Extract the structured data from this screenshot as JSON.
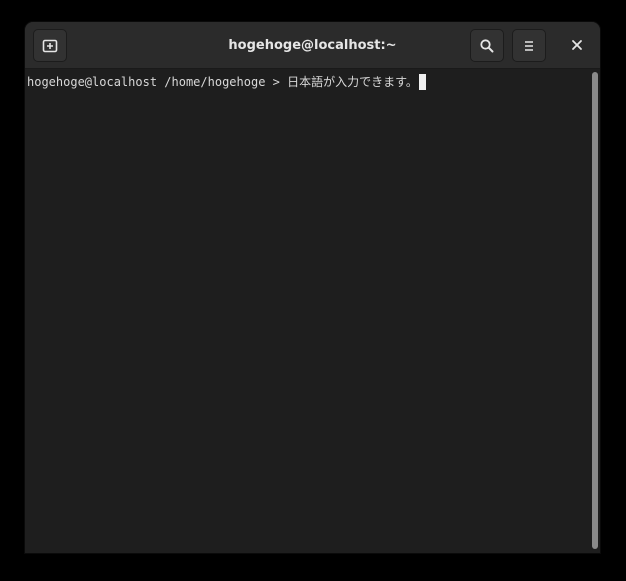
{
  "window": {
    "title": "hogehoge@localhost:~"
  },
  "toolbar": {
    "new_tab_icon": "new-tab-icon",
    "search_icon": "search-icon",
    "menu_icon": "hamburger-menu-icon",
    "close_icon": "close-icon"
  },
  "terminal": {
    "prompt": "hogehoge@localhost /home/hogehoge > ",
    "input": "日本語が入力できます。"
  },
  "colors": {
    "background": "#1e1e1e",
    "headerbar": "#2b2b2b",
    "text": "#d8d8d8",
    "cursor": "#f0f0f0"
  }
}
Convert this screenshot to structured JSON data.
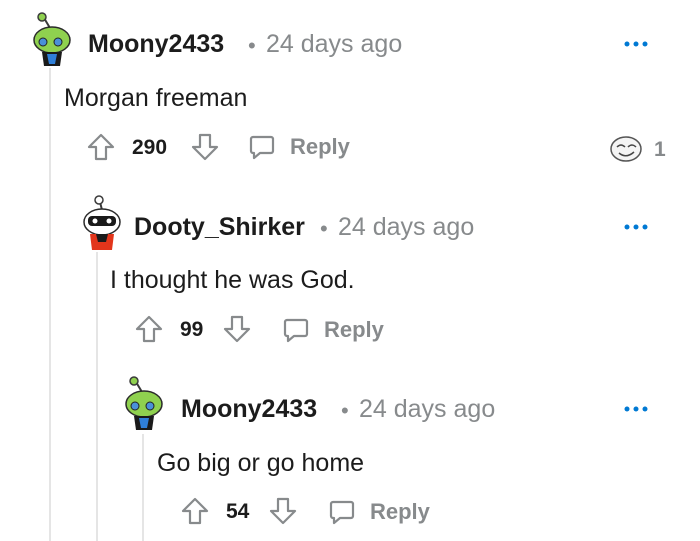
{
  "comments": [
    {
      "username": "Moony2433",
      "separator": "•",
      "timestamp": "24 days ago",
      "body": "Morgan freeman",
      "score": "290",
      "reply_label": "Reply",
      "award_count": "1",
      "avatar": "snoo-avatar-green-icon"
    },
    {
      "username": "Dooty_Shirker",
      "separator": "•",
      "timestamp": "24 days ago",
      "body": "I thought he was God.",
      "score": "99",
      "reply_label": "Reply",
      "avatar": "snoo-avatar-red-icon"
    },
    {
      "username": "Moony2433",
      "separator": "•",
      "timestamp": "24 days ago",
      "body": "Go big or go home",
      "score": "54",
      "reply_label": "Reply",
      "avatar": "snoo-avatar-green-icon"
    }
  ],
  "colors": {
    "text": "#1c1c1c",
    "meta": "#878a8c",
    "thread_line": "#e5e5e5",
    "more_dots": "#0079d3"
  }
}
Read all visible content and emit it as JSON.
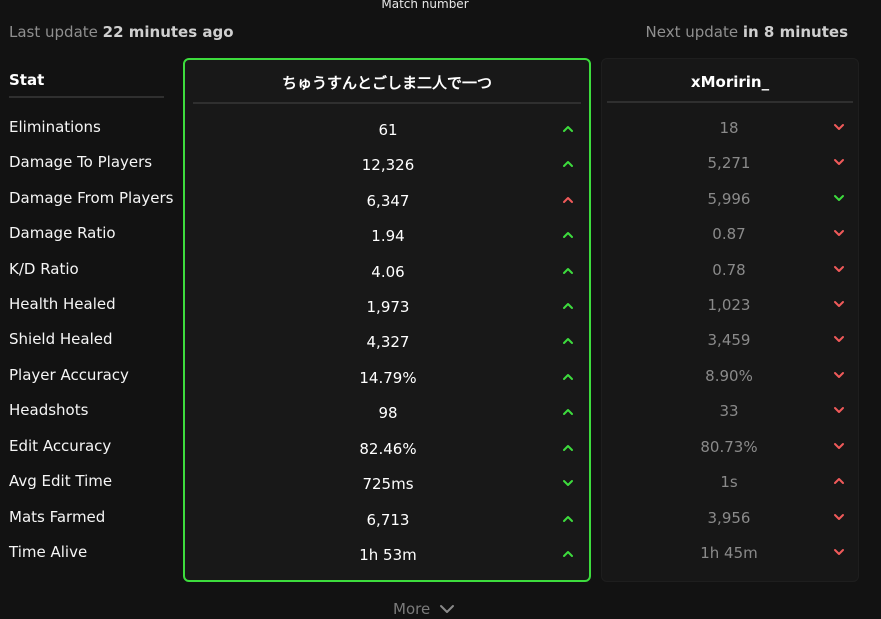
{
  "header": {
    "match_number_label": "Match number",
    "last_update_prefix": "Last update",
    "last_update_value": "22 minutes ago",
    "next_update_prefix": "Next update",
    "next_update_value": "in 8 minutes"
  },
  "stats_header": "Stat",
  "players": [
    {
      "name": "ちゅうすんとごしま二人で一つ",
      "highlighted": true
    },
    {
      "name": "xMoririn_",
      "highlighted": false
    }
  ],
  "rows": [
    {
      "stat": "Eliminations",
      "p1": "61",
      "p1_trend": "up-green",
      "p2": "18",
      "p2_trend": "down-red"
    },
    {
      "stat": "Damage To Players",
      "p1": "12,326",
      "p1_trend": "up-green",
      "p2": "5,271",
      "p2_trend": "down-red"
    },
    {
      "stat": "Damage From Players",
      "p1": "6,347",
      "p1_trend": "up-red",
      "p2": "5,996",
      "p2_trend": "down-green"
    },
    {
      "stat": "Damage Ratio",
      "p1": "1.94",
      "p1_trend": "up-green",
      "p2": "0.87",
      "p2_trend": "down-red"
    },
    {
      "stat": "K/D Ratio",
      "p1": "4.06",
      "p1_trend": "up-green",
      "p2": "0.78",
      "p2_trend": "down-red"
    },
    {
      "stat": "Health Healed",
      "p1": "1,973",
      "p1_trend": "up-green",
      "p2": "1,023",
      "p2_trend": "down-red"
    },
    {
      "stat": "Shield Healed",
      "p1": "4,327",
      "p1_trend": "up-green",
      "p2": "3,459",
      "p2_trend": "down-red"
    },
    {
      "stat": "Player Accuracy",
      "p1": "14.79%",
      "p1_trend": "up-green",
      "p2": "8.90%",
      "p2_trend": "down-red"
    },
    {
      "stat": "Headshots",
      "p1": "98",
      "p1_trend": "up-green",
      "p2": "33",
      "p2_trend": "down-red"
    },
    {
      "stat": "Edit Accuracy",
      "p1": "82.46%",
      "p1_trend": "up-green",
      "p2": "80.73%",
      "p2_trend": "down-red"
    },
    {
      "stat": "Avg Edit Time",
      "p1": "725ms",
      "p1_trend": "down-green",
      "p2": "1s",
      "p2_trend": "up-red"
    },
    {
      "stat": "Mats Farmed",
      "p1": "6,713",
      "p1_trend": "up-green",
      "p2": "3,956",
      "p2_trend": "down-red"
    },
    {
      "stat": "Time Alive",
      "p1": "1h 53m",
      "p1_trend": "up-green",
      "p2": "1h 45m",
      "p2_trend": "down-red"
    }
  ],
  "more_label": "More",
  "colors": {
    "accent_green": "#3ddc3d",
    "arrow_red": "#f05a5a",
    "panel_border_highlight": "#3ddc3d"
  },
  "icons": {
    "up": "chevron-up-icon",
    "down": "chevron-down-icon",
    "more": "chevron-down-icon"
  }
}
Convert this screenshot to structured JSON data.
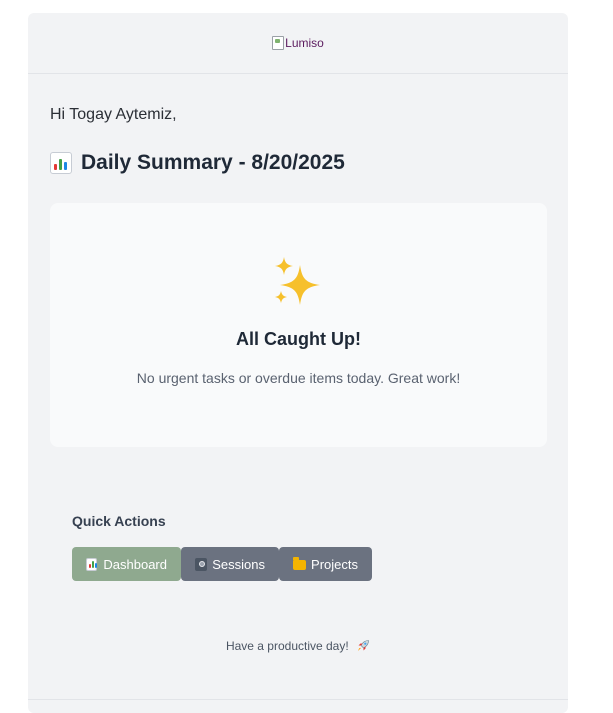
{
  "header": {
    "logo_alt": "Lumiso"
  },
  "greeting": "Hi Togay Aytemiz,",
  "summary": {
    "title": "Daily Summary - 8/20/2025",
    "title_icon": "bar-chart-emoji",
    "status_icon": "sparkles-emoji",
    "status_title": "All Caught Up!",
    "status_text": "No urgent tasks or overdue items today. Great work!"
  },
  "quick_actions": {
    "label": "Quick Actions",
    "buttons": [
      {
        "label": "Dashboard",
        "icon": "bar-chart-emoji",
        "color": "#8fa98f"
      },
      {
        "label": "Sessions",
        "icon": "camera-flash-emoji",
        "color": "#6b7280"
      },
      {
        "label": "Projects",
        "icon": "folder-emoji",
        "color": "#6b7280"
      }
    ]
  },
  "closing": {
    "text": "Have a productive day!",
    "icon": "rocket-emoji"
  },
  "colors": {
    "card_bg": "#f2f3f5",
    "summary_bg": "#f9fafb",
    "heading": "#1f2937",
    "accent_green": "#8fa98f",
    "button_gray": "#6b7280"
  }
}
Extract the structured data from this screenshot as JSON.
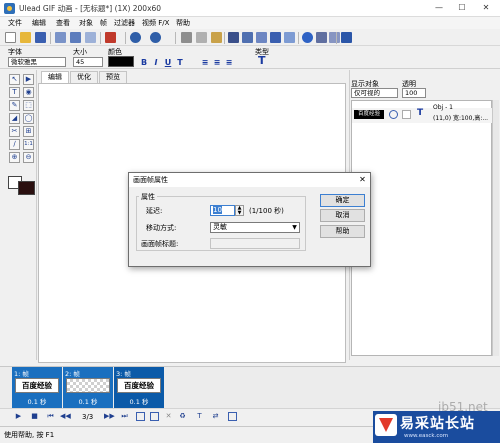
{
  "window": {
    "title": "Ulead GIF 动画 - [无标题*] (1X) 200x60",
    "min": "—",
    "max": "☐",
    "close": "✕"
  },
  "menu": [
    "文件",
    "编辑",
    "查看",
    "对象",
    "帧",
    "过滤器",
    "视频 F/X",
    "帮助"
  ],
  "props": {
    "font_label": "字体",
    "font_value": "微软雅黑",
    "size_label": "大小",
    "size_value": "45",
    "color_label": "颜色",
    "color_value": "#000000",
    "type_label": "类型",
    "format_buttons": [
      "B",
      "I",
      "U",
      "T",
      "≡",
      "≡",
      "≡"
    ]
  },
  "tools": [
    "↖",
    "▶",
    "T",
    "◉",
    "✎",
    "⬚",
    "◢",
    "◯",
    "✂",
    "⊞",
    "∕",
    "1:1",
    "⊕",
    "⊖"
  ],
  "tabs": [
    {
      "label": "编辑",
      "active": true
    },
    {
      "label": "优化",
      "active": false
    },
    {
      "label": "预览",
      "active": false
    }
  ],
  "objects": {
    "show_label": "显示对象",
    "show_value": "仅可视的",
    "opacity_label": "透明",
    "opacity_value": "100",
    "item_name": "Obj - 1",
    "item_detail": "(11,0) 宽:100,高:...",
    "item_thumb": "百度经验"
  },
  "frames": [
    {
      "num": "1: 帧",
      "thumb": "百度经验",
      "delay": "0.1 秒",
      "transparent": false
    },
    {
      "num": "2: 帧",
      "thumb": "",
      "delay": "0.1 秒",
      "transparent": true
    },
    {
      "num": "3: 帧",
      "thumb": "百度经验",
      "delay": "0.1 秒",
      "transparent": false
    }
  ],
  "playback": {
    "counter": "3/3"
  },
  "status": "使用帮助, 按 F1",
  "dialog": {
    "title": "画面帧属性",
    "close": "✕",
    "group": "属性",
    "delay_label": "延迟:",
    "delay_value": "10",
    "delay_unit": "(1/100 秒)",
    "move_label": "移动方式:",
    "move_value": "灵敏",
    "frame_title_label": "画面帧标题:",
    "frame_title_value": "",
    "ok": "确定",
    "cancel": "取消",
    "help": "帮助"
  },
  "watermark": {
    "site": "jb51.net",
    "name": "易采站长站",
    "url": "www.easck.com"
  }
}
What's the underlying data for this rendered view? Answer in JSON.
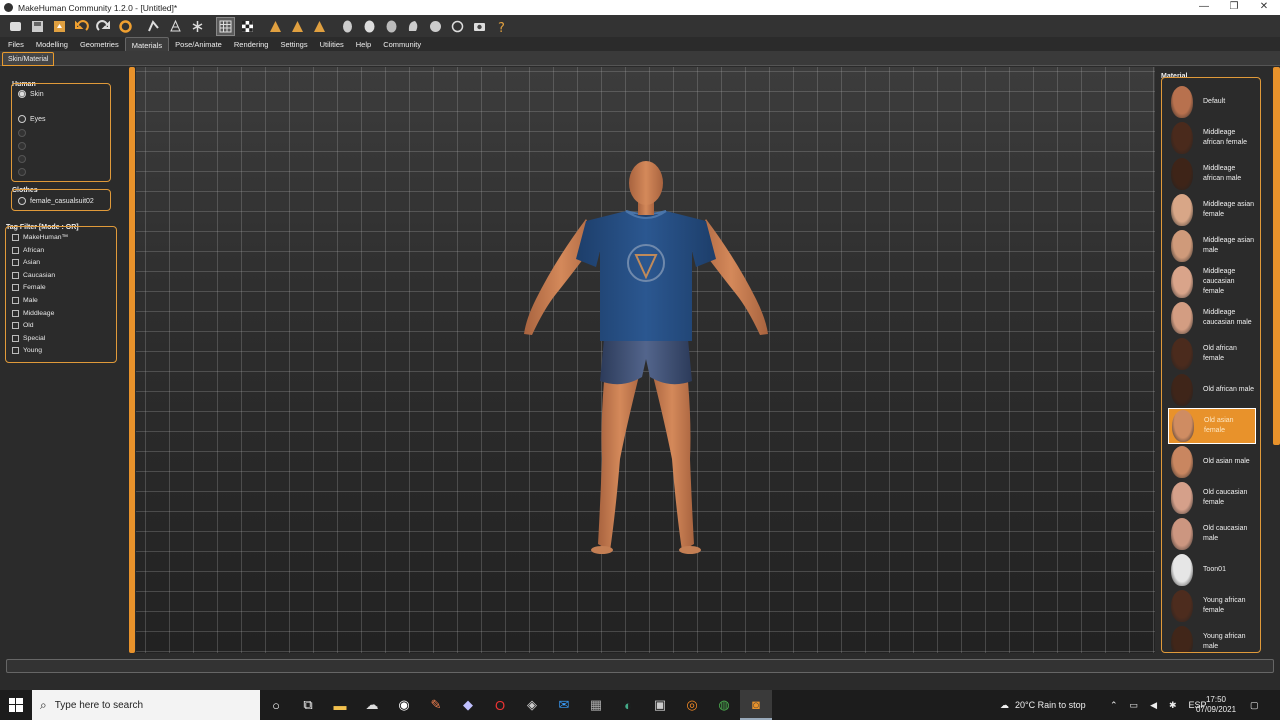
{
  "window": {
    "title": "MakeHuman Community 1.2.0 - [Untitled]*",
    "minimize": "—",
    "maximize": "❐",
    "close": "✕"
  },
  "toolbar": {
    "icons": [
      "new-icon",
      "save-icon",
      "export-icon",
      "undo-icon",
      "redo-icon",
      "reset-icon",
      "pose-icon",
      "wireframe-icon",
      "skeleton-icon",
      "grid-icon",
      "checker-icon",
      "front-view-icon",
      "side-view-icon",
      "top-view-icon",
      "face-front-icon",
      "face-side-icon",
      "face-back-icon",
      "face-left-icon",
      "face-right-icon",
      "reset-camera-icon",
      "snapshot-icon",
      "help-icon"
    ]
  },
  "tabs": [
    {
      "label": "Files"
    },
    {
      "label": "Modelling"
    },
    {
      "label": "Geometries"
    },
    {
      "label": "Materials",
      "active": true
    },
    {
      "label": "Pose/Animate"
    },
    {
      "label": "Rendering"
    },
    {
      "label": "Settings"
    },
    {
      "label": "Utilities"
    },
    {
      "label": "Help"
    },
    {
      "label": "Community"
    }
  ],
  "subtab": {
    "label": "Skin/Material"
  },
  "left": {
    "human": {
      "title": "Human",
      "options": [
        {
          "label": "Skin",
          "selected": true
        },
        {
          "label": "Eyes",
          "selected": false
        }
      ]
    },
    "clothes": {
      "title": "Clothes",
      "item": "female_casualsuit02"
    },
    "tagfilter": {
      "title": "Tag Filter [Mode : OR]",
      "tags": [
        "MakeHuman™",
        "African",
        "Asian",
        "Caucasian",
        "Female",
        "Male",
        "Middleage",
        "Old",
        "Special",
        "Young"
      ]
    }
  },
  "material": {
    "title": "Material",
    "items": [
      {
        "label": "Default",
        "tone": "#b8714e"
      },
      {
        "label": "Middleage african female",
        "tone": "#4a2a1c"
      },
      {
        "label": "Middleage african male",
        "tone": "#3e2418"
      },
      {
        "label": "Middleage asian female",
        "tone": "#d8a687"
      },
      {
        "label": "Middleage asian male",
        "tone": "#cf9a7a"
      },
      {
        "label": "Middleage caucasian female",
        "tone": "#d9a48a"
      },
      {
        "label": "Middleage caucasian male",
        "tone": "#d39d82"
      },
      {
        "label": "Old african female",
        "tone": "#4b2b1d"
      },
      {
        "label": "Old african male",
        "tone": "#3f2519"
      },
      {
        "label": "Old asian female",
        "tone": "#cf8c62",
        "selected": true
      },
      {
        "label": "Old asian male",
        "tone": "#c98660"
      },
      {
        "label": "Old caucasian female",
        "tone": "#d5a08a"
      },
      {
        "label": "Old caucasian male",
        "tone": "#cc9680"
      },
      {
        "label": "Toon01",
        "tone": "#e6e6e6"
      },
      {
        "label": "Young african female",
        "tone": "#4d2c1e"
      },
      {
        "label": "Young african male",
        "tone": "#412619"
      }
    ]
  },
  "taskbar": {
    "search_placeholder": "Type here to search",
    "weather": "20°C  Rain to stop",
    "lang": "ESP",
    "time": "17:50",
    "date": "07/09/2021"
  }
}
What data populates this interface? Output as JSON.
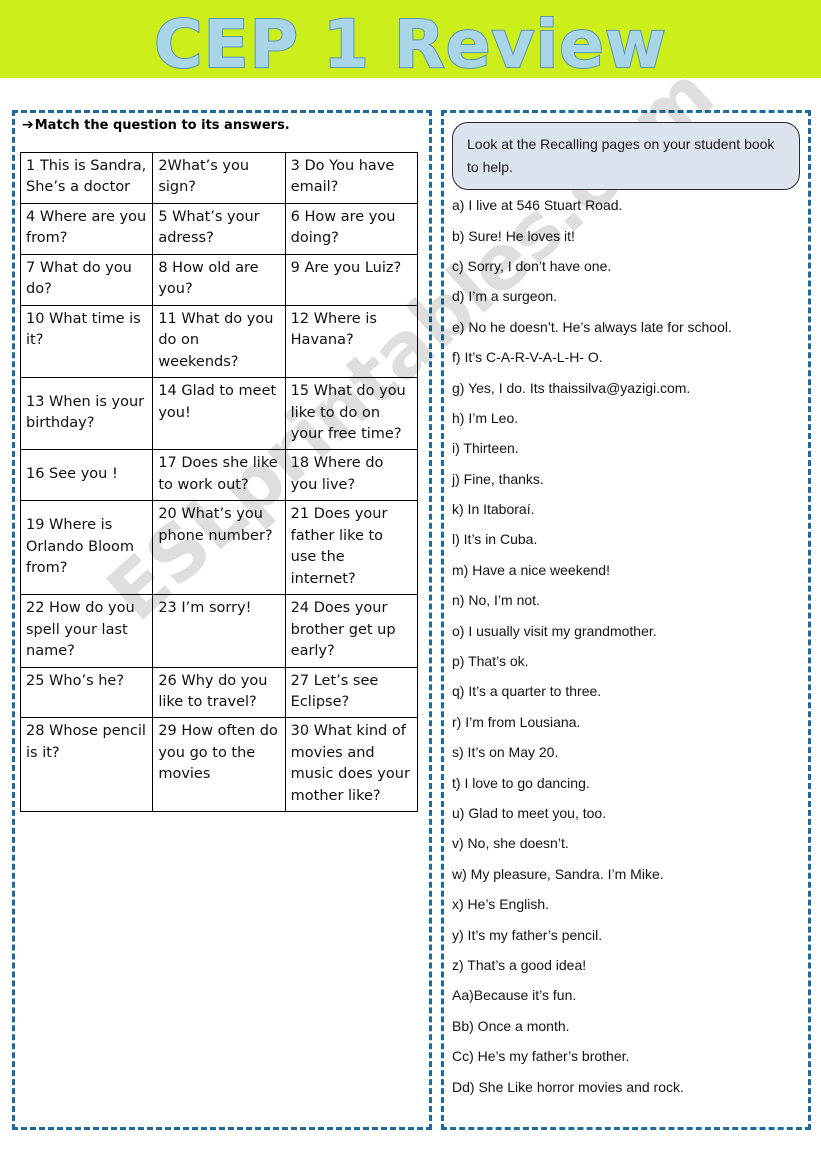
{
  "header": {
    "title": "CEP 1 Review",
    "band_color": "#ccee1a",
    "title_fill_color": "#a8d5e8",
    "title_outline_color": "#5b95b5"
  },
  "watermark": {
    "text": "ESLprintables.com"
  },
  "left_panel": {
    "instruction_arrow": "➔",
    "instruction": "Match the question to its answers.",
    "questions_table": {
      "rows": [
        [
          "1 This is Sandra, She’s a doctor",
          "2What’s you sign?",
          "3 Do You have email?"
        ],
        [
          "4\nWhere are you from?",
          "5 What’s your adress?",
          "6 How are you doing?"
        ],
        [
          "7\nWhat do you do?",
          "8\nHow old are you?",
          "9\nAre you Luiz?"
        ],
        [
          "10 What time is it?",
          "11 What do you do on weekends?",
          "12 Where is Havana?"
        ],
        [
          "13 When is your birthday?",
          "14\nGlad to meet you!",
          "15 What do you like to do on your free time?"
        ],
        [
          "16 See you !",
          "17\nDoes she like to work out?",
          "18\nWhere do you live?"
        ],
        [
          "19 Where is Orlando Bloom from?",
          "20    What’s you phone number?",
          "21 Does your father like to use the internet?"
        ],
        [
          "22\nHow do you spell your last name?",
          "23\nI’m sorry!",
          "24 Does your brother get up early?"
        ],
        [
          "25 Who’s he?",
          "26 Why do you like to travel?",
          "27 Let’s see Eclipse?"
        ],
        [
          "28 Whose pencil is it?",
          "29 How often do you go to the movies",
          "30 What kind of movies and music does your mother like?"
        ]
      ]
    }
  },
  "right_panel": {
    "tip": "Look at the Recalling pages on your student book to help.",
    "tip_bg_color": "#dce3ef",
    "answers": [
      "a)  I live at 546 Stuart Road.",
      "b)  Sure! He loves it!",
      "c) Sorry, I don’t have one.",
      "d) I’m a surgeon.",
      "e) No he doesn’t. He’s always late for school.",
      "f) It’s C-A-R-V-A-L-H- O.",
      "g) Yes, I do. Its thaissilva@yazigi.com.",
      "h) I’m Leo.",
      "i) Thirteen.",
      "j) Fine, thanks.",
      "k) In Itaboraí.",
      "l) It’s in Cuba.",
      "m) Have a nice weekend!",
      "n) No, I’m not.",
      "o) I usually visit my grandmother.",
      "p) That’s ok.",
      "q) It’s a quarter to three.",
      "r) I’m from Lousiana.",
      "s) It’s on May 20.",
      "t) I love to go dancing.",
      "u) Glad to meet you, too.",
      "v) No, she doesn’t.",
      "w) My pleasure, Sandra. I’m Mike.",
      "x) He’s English.",
      "y) It’s my father’s pencil.",
      "z) That’s a good idea!",
      "Aa)Because it’s fun.",
      "Bb) Once a month.",
      "Cc) He’s my father’s brother.",
      "Dd) She Like horror movies and rock."
    ]
  }
}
........
■ **WHAT TO DO**:
In the material above, tally every line with the string "nHow" in it, then give that number alone.

■ **WRITTEN REPLY**:
2